◆ **INSTRUCTION**:
Output every line of the data exactly as it appears.
════════════════
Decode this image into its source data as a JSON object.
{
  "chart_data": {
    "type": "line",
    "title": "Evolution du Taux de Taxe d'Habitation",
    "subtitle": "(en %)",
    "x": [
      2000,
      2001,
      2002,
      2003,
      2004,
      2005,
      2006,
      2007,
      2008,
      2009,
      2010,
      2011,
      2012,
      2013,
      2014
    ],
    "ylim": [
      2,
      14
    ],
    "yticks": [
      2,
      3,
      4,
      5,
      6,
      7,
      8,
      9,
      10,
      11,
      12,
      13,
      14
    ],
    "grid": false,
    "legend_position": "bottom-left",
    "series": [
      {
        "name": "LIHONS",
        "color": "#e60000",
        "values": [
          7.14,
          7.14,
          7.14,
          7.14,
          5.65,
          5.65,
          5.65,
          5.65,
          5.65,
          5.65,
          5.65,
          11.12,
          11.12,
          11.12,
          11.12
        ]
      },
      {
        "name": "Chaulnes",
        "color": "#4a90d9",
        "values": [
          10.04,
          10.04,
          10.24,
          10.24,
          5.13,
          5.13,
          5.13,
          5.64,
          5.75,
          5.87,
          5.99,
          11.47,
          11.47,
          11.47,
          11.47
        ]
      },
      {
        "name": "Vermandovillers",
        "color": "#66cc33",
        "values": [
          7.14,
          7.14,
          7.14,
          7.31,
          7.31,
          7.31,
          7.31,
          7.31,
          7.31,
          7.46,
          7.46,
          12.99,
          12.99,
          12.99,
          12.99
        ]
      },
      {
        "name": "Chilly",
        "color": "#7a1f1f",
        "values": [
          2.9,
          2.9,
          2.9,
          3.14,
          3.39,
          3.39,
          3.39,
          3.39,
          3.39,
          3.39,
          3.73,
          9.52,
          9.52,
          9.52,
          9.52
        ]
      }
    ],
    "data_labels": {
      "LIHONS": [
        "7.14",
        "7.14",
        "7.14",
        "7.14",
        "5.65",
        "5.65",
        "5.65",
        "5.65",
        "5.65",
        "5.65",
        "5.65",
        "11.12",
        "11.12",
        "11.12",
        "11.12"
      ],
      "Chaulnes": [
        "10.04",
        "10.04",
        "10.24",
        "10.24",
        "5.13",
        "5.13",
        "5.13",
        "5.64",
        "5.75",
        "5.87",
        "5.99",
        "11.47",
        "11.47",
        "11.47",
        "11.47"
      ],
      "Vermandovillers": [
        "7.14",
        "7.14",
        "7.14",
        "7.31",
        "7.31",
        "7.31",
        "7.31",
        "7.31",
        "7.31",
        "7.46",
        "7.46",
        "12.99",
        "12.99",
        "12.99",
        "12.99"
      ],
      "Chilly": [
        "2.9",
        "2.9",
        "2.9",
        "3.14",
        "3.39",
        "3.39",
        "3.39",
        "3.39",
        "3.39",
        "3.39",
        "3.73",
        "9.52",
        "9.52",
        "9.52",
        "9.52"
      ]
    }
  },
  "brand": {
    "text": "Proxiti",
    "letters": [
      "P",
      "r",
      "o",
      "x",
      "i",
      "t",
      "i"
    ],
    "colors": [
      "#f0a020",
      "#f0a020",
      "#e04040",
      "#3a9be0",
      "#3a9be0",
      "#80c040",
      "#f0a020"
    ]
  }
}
════════════════
◆ **TASK RESPONSE**:
Decode this image into its source data as a JSON object.
{
  "chart_data": {
    "type": "line",
    "title": "Evolution du Taux de Taxe d'Habitation",
    "subtitle": "(en %)",
    "x": [
      2000,
      2001,
      2002,
      2003,
      2004,
      2005,
      2006,
      2007,
      2008,
      2009,
      2010,
      2011,
      2012,
      2013,
      2014
    ],
    "ylim": [
      2,
      14
    ],
    "yticks": [
      2,
      3,
      4,
      5,
      6,
      7,
      8,
      9,
      10,
      11,
      12,
      13,
      14
    ],
    "grid": false,
    "legend_position": "bottom-left",
    "series": [
      {
        "name": "LIHONS",
        "color": "#e60000",
        "values": [
          7.14,
          7.14,
          7.14,
          7.14,
          5.65,
          5.65,
          5.65,
          5.65,
          5.65,
          5.65,
          5.65,
          11.12,
          11.12,
          11.12,
          11.12
        ]
      },
      {
        "name": "Chaulnes",
        "color": "#4a90d9",
        "values": [
          10.04,
          10.04,
          10.24,
          10.24,
          5.13,
          5.13,
          5.13,
          5.64,
          5.75,
          5.87,
          5.99,
          11.47,
          11.47,
          11.47,
          11.47
        ]
      },
      {
        "name": "Vermandovillers",
        "color": "#66cc33",
        "values": [
          7.14,
          7.14,
          7.14,
          7.31,
          7.31,
          7.31,
          7.31,
          7.31,
          7.31,
          7.46,
          7.46,
          12.99,
          12.99,
          12.99,
          12.99
        ]
      },
      {
        "name": "Chilly",
        "color": "#7a1f1f",
        "values": [
          2.9,
          2.9,
          2.9,
          3.14,
          3.39,
          3.39,
          3.39,
          3.39,
          3.39,
          3.39,
          3.73,
          9.52,
          9.52,
          9.52,
          9.52
        ]
      }
    ],
    "data_labels": {
      "LIHONS": [
        "7.14",
        "7.14",
        "7.14",
        "7.14",
        "5.65",
        "5.65",
        "5.65",
        "5.65",
        "5.65",
        "5.65",
        "5.65",
        "11.12",
        "11.12",
        "11.12",
        "11.12"
      ],
      "Chaulnes": [
        "10.04",
        "10.04",
        "10.24",
        "10.24",
        "5.13",
        "5.13",
        "5.13",
        "5.64",
        "5.75",
        "5.87",
        "5.99",
        "11.47",
        "11.47",
        "11.47",
        "11.47"
      ],
      "Vermandovillers": [
        "7.14",
        "7.14",
        "7.14",
        "7.31",
        "7.31",
        "7.31",
        "7.31",
        "7.31",
        "7.31",
        "7.46",
        "7.46",
        "12.99",
        "12.99",
        "12.99",
        "12.99"
      ],
      "Chilly": [
        "2.9",
        "2.9",
        "2.9",
        "3.14",
        "3.39",
        "3.39",
        "3.39",
        "3.39",
        "3.39",
        "3.39",
        "3.73",
        "9.52",
        "9.52",
        "9.52",
        "9.52"
      ]
    }
  },
  "brand": {
    "text": "Proxiti",
    "letters": [
      "P",
      "r",
      "o",
      "x",
      "i",
      "t",
      "i"
    ],
    "colors": [
      "#f0a020",
      "#f0a020",
      "#e04040",
      "#3a9be0",
      "#3a9be0",
      "#80c040",
      "#f0a020"
    ]
  }
}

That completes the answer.